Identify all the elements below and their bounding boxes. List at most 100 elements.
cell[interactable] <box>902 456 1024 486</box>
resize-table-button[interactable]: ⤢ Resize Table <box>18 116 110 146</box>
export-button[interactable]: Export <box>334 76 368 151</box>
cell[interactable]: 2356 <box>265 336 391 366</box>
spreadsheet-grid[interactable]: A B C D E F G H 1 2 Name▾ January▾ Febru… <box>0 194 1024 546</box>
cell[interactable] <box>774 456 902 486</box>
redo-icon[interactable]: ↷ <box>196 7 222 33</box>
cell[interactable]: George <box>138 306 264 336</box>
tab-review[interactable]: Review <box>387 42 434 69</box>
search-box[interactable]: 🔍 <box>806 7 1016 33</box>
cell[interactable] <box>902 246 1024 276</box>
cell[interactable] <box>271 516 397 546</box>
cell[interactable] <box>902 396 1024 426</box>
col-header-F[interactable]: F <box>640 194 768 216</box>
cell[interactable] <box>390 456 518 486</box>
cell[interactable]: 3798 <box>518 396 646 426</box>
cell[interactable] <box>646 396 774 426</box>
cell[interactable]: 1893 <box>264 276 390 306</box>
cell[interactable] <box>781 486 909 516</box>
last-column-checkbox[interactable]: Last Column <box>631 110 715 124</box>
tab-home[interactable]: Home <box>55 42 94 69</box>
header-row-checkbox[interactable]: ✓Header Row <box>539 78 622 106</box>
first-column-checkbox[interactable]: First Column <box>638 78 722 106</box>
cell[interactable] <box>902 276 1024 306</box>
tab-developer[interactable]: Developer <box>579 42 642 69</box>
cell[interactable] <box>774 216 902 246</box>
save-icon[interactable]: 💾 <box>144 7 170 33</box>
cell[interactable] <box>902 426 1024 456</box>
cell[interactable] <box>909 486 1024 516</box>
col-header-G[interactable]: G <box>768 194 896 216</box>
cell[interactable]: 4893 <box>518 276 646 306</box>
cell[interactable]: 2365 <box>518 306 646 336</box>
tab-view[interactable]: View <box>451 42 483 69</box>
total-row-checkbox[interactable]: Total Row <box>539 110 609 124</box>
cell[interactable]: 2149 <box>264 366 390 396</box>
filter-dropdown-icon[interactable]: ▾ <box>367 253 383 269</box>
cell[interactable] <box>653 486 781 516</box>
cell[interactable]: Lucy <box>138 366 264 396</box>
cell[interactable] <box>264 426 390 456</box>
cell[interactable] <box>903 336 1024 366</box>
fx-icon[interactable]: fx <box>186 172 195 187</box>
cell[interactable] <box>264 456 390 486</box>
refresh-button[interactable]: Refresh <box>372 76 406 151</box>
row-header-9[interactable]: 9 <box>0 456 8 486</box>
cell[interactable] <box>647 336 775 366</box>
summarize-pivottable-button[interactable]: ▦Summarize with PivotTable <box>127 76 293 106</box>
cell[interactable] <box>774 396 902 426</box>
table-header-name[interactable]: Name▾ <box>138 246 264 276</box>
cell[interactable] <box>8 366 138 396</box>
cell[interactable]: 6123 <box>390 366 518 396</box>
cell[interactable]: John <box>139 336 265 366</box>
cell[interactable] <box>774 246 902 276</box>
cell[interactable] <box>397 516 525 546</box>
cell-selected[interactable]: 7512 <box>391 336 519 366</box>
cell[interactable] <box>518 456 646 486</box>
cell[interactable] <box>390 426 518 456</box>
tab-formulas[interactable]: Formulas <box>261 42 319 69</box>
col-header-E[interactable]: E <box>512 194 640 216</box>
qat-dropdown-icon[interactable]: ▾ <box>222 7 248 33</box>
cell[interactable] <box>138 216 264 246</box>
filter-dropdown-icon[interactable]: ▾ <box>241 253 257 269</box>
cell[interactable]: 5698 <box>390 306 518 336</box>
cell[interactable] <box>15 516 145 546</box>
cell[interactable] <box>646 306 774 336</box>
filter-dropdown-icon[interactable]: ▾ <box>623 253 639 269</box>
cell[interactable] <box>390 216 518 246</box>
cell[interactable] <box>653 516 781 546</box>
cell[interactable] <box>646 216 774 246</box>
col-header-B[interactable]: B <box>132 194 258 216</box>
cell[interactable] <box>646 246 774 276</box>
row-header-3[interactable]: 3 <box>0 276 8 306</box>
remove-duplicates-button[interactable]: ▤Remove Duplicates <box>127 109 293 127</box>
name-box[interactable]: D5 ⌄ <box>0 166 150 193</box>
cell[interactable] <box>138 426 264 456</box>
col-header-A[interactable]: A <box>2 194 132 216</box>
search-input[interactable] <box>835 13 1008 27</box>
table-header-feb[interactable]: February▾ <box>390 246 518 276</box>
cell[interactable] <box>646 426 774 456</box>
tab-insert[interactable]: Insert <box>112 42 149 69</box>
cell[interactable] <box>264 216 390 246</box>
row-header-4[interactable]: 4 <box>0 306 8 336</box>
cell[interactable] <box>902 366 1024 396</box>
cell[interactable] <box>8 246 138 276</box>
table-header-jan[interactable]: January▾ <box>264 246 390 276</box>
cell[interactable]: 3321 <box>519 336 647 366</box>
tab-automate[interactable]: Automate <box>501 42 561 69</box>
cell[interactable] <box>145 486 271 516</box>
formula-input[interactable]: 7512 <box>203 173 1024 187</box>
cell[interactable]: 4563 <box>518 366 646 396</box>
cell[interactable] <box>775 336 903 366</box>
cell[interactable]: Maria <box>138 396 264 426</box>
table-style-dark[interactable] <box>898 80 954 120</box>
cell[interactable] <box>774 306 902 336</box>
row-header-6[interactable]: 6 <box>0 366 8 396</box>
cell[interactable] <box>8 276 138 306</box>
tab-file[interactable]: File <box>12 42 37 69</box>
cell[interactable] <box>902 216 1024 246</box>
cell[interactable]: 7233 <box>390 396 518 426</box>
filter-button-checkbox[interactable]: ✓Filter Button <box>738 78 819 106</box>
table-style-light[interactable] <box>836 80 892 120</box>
==================================================
» YOUR INSTRUCTIONS
Reproduce every line of the records above word for word, with no changes.

» RESPONSE FOR THIS EXERCISE
Identify all the elements below and their bounding boxes. List at most 100 elements.
cell[interactable] <box>902 456 1024 486</box>
resize-table-button[interactable]: ⤢ Resize Table <box>18 116 110 146</box>
export-button[interactable]: Export <box>334 76 368 151</box>
cell[interactable]: 2356 <box>265 336 391 366</box>
spreadsheet-grid[interactable]: A B C D E F G H 1 2 Name▾ January▾ Febru… <box>0 194 1024 546</box>
cell[interactable] <box>774 456 902 486</box>
redo-icon[interactable]: ↷ <box>196 7 222 33</box>
cell[interactable]: George <box>138 306 264 336</box>
tab-review[interactable]: Review <box>387 42 434 69</box>
search-box[interactable]: 🔍 <box>806 7 1016 33</box>
cell[interactable] <box>902 246 1024 276</box>
cell[interactable] <box>271 516 397 546</box>
cell[interactable] <box>902 396 1024 426</box>
col-header-F[interactable]: F <box>640 194 768 216</box>
cell[interactable] <box>390 456 518 486</box>
cell[interactable]: 3798 <box>518 396 646 426</box>
cell[interactable] <box>646 396 774 426</box>
cell[interactable]: 1893 <box>264 276 390 306</box>
cell[interactable] <box>781 486 909 516</box>
last-column-checkbox[interactable]: Last Column <box>631 110 715 124</box>
tab-home[interactable]: Home <box>55 42 94 69</box>
header-row-checkbox[interactable]: ✓Header Row <box>539 78 622 106</box>
first-column-checkbox[interactable]: First Column <box>638 78 722 106</box>
cell[interactable] <box>902 276 1024 306</box>
tab-developer[interactable]: Developer <box>579 42 642 69</box>
cell[interactable] <box>774 216 902 246</box>
save-icon[interactable]: 💾 <box>144 7 170 33</box>
cell[interactable] <box>902 426 1024 456</box>
cell[interactable] <box>909 486 1024 516</box>
col-header-G[interactable]: G <box>768 194 896 216</box>
cell[interactable]: 4893 <box>518 276 646 306</box>
cell[interactable]: 2365 <box>518 306 646 336</box>
tab-view[interactable]: View <box>451 42 483 69</box>
total-row-checkbox[interactable]: Total Row <box>539 110 609 124</box>
cell[interactable]: 2149 <box>264 366 390 396</box>
filter-dropdown-icon[interactable]: ▾ <box>367 253 383 269</box>
cell[interactable] <box>653 486 781 516</box>
cell[interactable]: Lucy <box>138 366 264 396</box>
cell[interactable] <box>264 426 390 456</box>
cell[interactable] <box>903 336 1024 366</box>
fx-icon[interactable]: fx <box>186 172 195 187</box>
cell[interactable] <box>264 456 390 486</box>
refresh-button[interactable]: Refresh <box>372 76 406 151</box>
row-header-9[interactable]: 9 <box>0 456 8 486</box>
cell[interactable] <box>647 336 775 366</box>
summarize-pivottable-button[interactable]: ▦Summarize with PivotTable <box>127 76 293 106</box>
cell[interactable] <box>774 396 902 426</box>
table-header-name[interactable]: Name▾ <box>138 246 264 276</box>
cell[interactable] <box>8 366 138 396</box>
cell[interactable]: 6123 <box>390 366 518 396</box>
cell[interactable]: John <box>139 336 265 366</box>
cell[interactable] <box>774 246 902 276</box>
cell[interactable] <box>397 516 525 546</box>
cell-selected[interactable]: 7512 <box>391 336 519 366</box>
cell[interactable] <box>518 456 646 486</box>
cell[interactable] <box>390 426 518 456</box>
tab-formulas[interactable]: Formulas <box>261 42 319 69</box>
col-header-E[interactable]: E <box>512 194 640 216</box>
qat-dropdown-icon[interactable]: ▾ <box>222 7 248 33</box>
cell[interactable] <box>138 216 264 246</box>
filter-dropdown-icon[interactable]: ▾ <box>241 253 257 269</box>
cell[interactable]: 5698 <box>390 306 518 336</box>
cell[interactable] <box>15 516 145 546</box>
cell[interactable] <box>646 306 774 336</box>
filter-dropdown-icon[interactable]: ▾ <box>623 253 639 269</box>
cell[interactable] <box>390 216 518 246</box>
cell[interactable] <box>653 516 781 546</box>
cell[interactable] <box>646 216 774 246</box>
col-header-B[interactable]: B <box>132 194 258 216</box>
cell[interactable] <box>646 246 774 276</box>
row-header-3[interactable]: 3 <box>0 276 8 306</box>
remove-duplicates-button[interactable]: ▤Remove Duplicates <box>127 109 293 127</box>
name-box[interactable]: D5 ⌄ <box>0 166 150 193</box>
cell[interactable] <box>138 426 264 456</box>
col-header-A[interactable]: A <box>2 194 132 216</box>
search-input[interactable] <box>835 13 1008 27</box>
table-header-feb[interactable]: February▾ <box>390 246 518 276</box>
cell[interactable] <box>646 426 774 456</box>
tab-insert[interactable]: Insert <box>112 42 149 69</box>
cell[interactable] <box>264 216 390 246</box>
row-header-4[interactable]: 4 <box>0 306 8 336</box>
cell[interactable] <box>902 366 1024 396</box>
cell[interactable] <box>8 246 138 276</box>
table-header-jan[interactable]: January▾ <box>264 246 390 276</box>
cell[interactable]: 3321 <box>519 336 647 366</box>
tab-automate[interactable]: Automate <box>501 42 561 69</box>
cell[interactable] <box>145 486 271 516</box>
formula-input[interactable]: 7512 <box>203 173 1024 187</box>
cell[interactable]: 4563 <box>518 366 646 396</box>
cell[interactable] <box>775 336 903 366</box>
cell[interactable]: Maria <box>138 396 264 426</box>
table-style-dark[interactable] <box>898 80 954 120</box>
cell[interactable] <box>774 306 902 336</box>
row-header-6[interactable]: 6 <box>0 366 8 396</box>
cell[interactable] <box>8 276 138 306</box>
tab-file[interactable]: File <box>12 42 37 69</box>
cell[interactable] <box>902 216 1024 246</box>
cell[interactable]: 7233 <box>390 396 518 426</box>
filter-button-checkbox[interactable]: ✓Filter Button <box>738 78 819 106</box>
table-style-light[interactable] <box>836 80 892 120</box>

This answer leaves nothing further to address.